### Verilen Talimat 1
Şu üç ifadenin Yargıtay kararıyla uyuşup uyuşmadığını belirtin; her biri için evet ya da hayır deyin ve kararın belirleyici sözlerini aynen alıntılayın. (a) İlk derece kararı 08/03/2017 tarihinde 4. Fikri ve Sınaî Haklar Hukuk Mahkemesince verilmiştir. (b) Davacıların kuyumculuk sektöründe 1990 yılından beri faaliyet gösterdiği ileri sürülmüştür. (c) Bölge Adliye Mahkemesi kararının Yargıtayca incelenmesini davacılar vekili istemiştir.

### Okunacak Metin
++++++

Abaküs Yazılım
11. Hukuk Dairesi
Esas No: 2017/5147
Karar No: 2019/2691
Karar Tarihi: 08.04.2019

Yargıtay 11. Hukuk Dairesi 2017/5147 Esas 2019/2691 Karar Sayılı İlamı

11. Hukuk Dairesi         2017/5147 E.  ,  2019/2691 K.

    "İçtihat Metni"

    MAHKEMESİ : ... BÖLGE ADLİYE MAHKEMESİ 20. HUKUK DAİRESİ

    TÜRK MİLLETİ ADINA

    Taraflar arasında görülen davada ... 4. Fikri ve Sınaî Haklar Hukuk Mahkemesince verilen 08/03/2017 tarih ve 2014/198 E. - 2017/71 K. sayılı kararın ayrı ayrı davalılar vekilleri tarafından istinaf edilmesi üzerine, istinaf isteminin esastan reddine dair ... Bölge Adliye Mahkemesi 20. Hukuk Dairesi’nce verilen 14/09/2017 tarih ve 2017/698-2017/772 sayılı kararın Yargıtayca incelenmesi davalı kurum ve davalı şirket vekilleri tarafından istenmiş ve temyiz dilekçesinin süresi içinde verildiği anlaşılmış olmakla, dava dosyası için Tetkik Hakimi ... tarafından düzenlenen rapor dinlendikten ve yine dosya içerisindeki dilekçe, layihalar, duruşma tutanakları ve tüm belgeler okunup, incelendikten sonra işin gereği görüşülüp, düşünüldü:
    Davacılar vekili, müvekkillerinin davalı şirketin 2011/15983 sayılı "CÜMBÜŞ" ibareli marka başvurusuna, "cümbüş" ibareli markalarını mesnet göstererek yaptığı itirazın, diğer davalı TPMK ..."in 2014-M-233 sayılı kararıyla reddedildiğini, oysa müvekkillerinin kuyumculuk sektöründe 1983 yılından itibaren “Cümbüş Kuyumculuk” ismiyle faaliyet gösterdiğini, “Cümbüş" markalarının müvekkillerinin uzun zamandan beri ve yoğun kullanımı neticesinde bilinir hale geldiğini, markaların ayırt edilemeyecek kadar benzer olduğunu ve aynı malları kapsadığını, müvekkillerinin "cümbüş"" ibareli markanın gerçek hak sahibi olduğunu, 556 sayılı KHK."nın 8/4. maddesi uyarınca da başvuru sahibinin müvekkillerinin tanınmış markalarından haksız avantaj sağlayacağını, ayırt edici karakterini zedeleyeceğini, itibarına zarar vereceğini, ayrıca başvurunun kötü niyetle yapıldığını ileri sürerek, davalı kurum ...."in anılan kararının iptalini, tescil edilmiş olması halinde diğer davalı markasının hükümsüzlüğüne karar verilmesini talep ve dava etmiştir.
    Davalı kurum vekili, müvekkili kurum kararının usul ve yasaya uygun bulunduğunu savunarak, davanın reddine karar verilmesini istemiştir.

++++++

### Verilen Talimat 2
Aşağıdaki kayıtları, ilk satırdan "y-tick-label: 6000 <box>36 255 56 262</box>" ifadesini içeren satıra kadar, o satır da dahil olmak üzere lütfen aynen yazın.

### Görev Girdisi

++++++

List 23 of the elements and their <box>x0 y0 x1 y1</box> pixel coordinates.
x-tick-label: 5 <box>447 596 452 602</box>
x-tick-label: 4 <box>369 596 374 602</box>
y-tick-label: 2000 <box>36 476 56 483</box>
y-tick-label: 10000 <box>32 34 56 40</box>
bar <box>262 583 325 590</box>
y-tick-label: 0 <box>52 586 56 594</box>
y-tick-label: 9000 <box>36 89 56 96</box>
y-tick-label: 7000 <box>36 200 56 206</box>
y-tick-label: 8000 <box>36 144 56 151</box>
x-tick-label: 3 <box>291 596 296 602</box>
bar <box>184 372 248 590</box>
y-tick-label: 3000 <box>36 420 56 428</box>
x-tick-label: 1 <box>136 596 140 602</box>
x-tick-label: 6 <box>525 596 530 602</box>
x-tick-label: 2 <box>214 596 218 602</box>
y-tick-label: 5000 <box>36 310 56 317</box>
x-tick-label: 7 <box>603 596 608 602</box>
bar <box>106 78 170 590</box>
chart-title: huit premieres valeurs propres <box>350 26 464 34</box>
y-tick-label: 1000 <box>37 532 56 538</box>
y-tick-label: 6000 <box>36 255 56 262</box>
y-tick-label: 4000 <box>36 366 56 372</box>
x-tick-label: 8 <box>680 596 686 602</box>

++++++

### Eksiksiz Yanıt 1
(a) Evet: "4. Fikri ve Sınaî Haklar Hukuk Mahkemesince verilen 08/03/2017 tarih ve 2014/198 E. - 2017/71 K. sayılı kararın"
(b) Hayır: "kuyumculuk sektöründe 1983 yılından itibaren “Cümbüş Kuyumculuk” ismiyle faaliyet gösterdiğini"
(c) Hayır: "kararın Yargıtayca incelenmesi davalı kurum ve davalı şirket vekilleri tarafından istenmiş"

### Eksiksiz Yanıt 2
List 23 of the elements and their <box>x0 y0 x1 y1</box> pixel coordinates.
x-tick-label: 5 <box>447 596 452 602</box>
x-tick-label: 4 <box>369 596 374 602</box>
y-tick-label: 2000 <box>36 476 56 483</box>
y-tick-label: 10000 <box>32 34 56 40</box>
bar <box>262 583 325 590</box>
y-tick-label: 0 <box>52 586 56 594</box>
y-tick-label: 9000 <box>36 89 56 96</box>
y-tick-label: 7000 <box>36 200 56 206</box>
y-tick-label: 8000 <box>36 144 56 151</box>
x-tick-label: 3 <box>291 596 296 602</box>
bar <box>184 372 248 590</box>
y-tick-label: 3000 <box>36 420 56 428</box>
x-tick-label: 1 <box>136 596 140 602</box>
x-tick-label: 6 <box>525 596 530 602</box>
x-tick-label: 2 <box>214 596 218 602</box>
y-tick-label: 5000 <box>36 310 56 317</box>
x-tick-label: 7 <box>603 596 608 602</box>
bar <box>106 78 170 590</box>
chart-title: huit premieres valeurs propres <box>350 26 464 34</box>
y-tick-label: 1000 <box>37 532 56 538</box>
y-tick-label: 6000 <box>36 255 56 262</box>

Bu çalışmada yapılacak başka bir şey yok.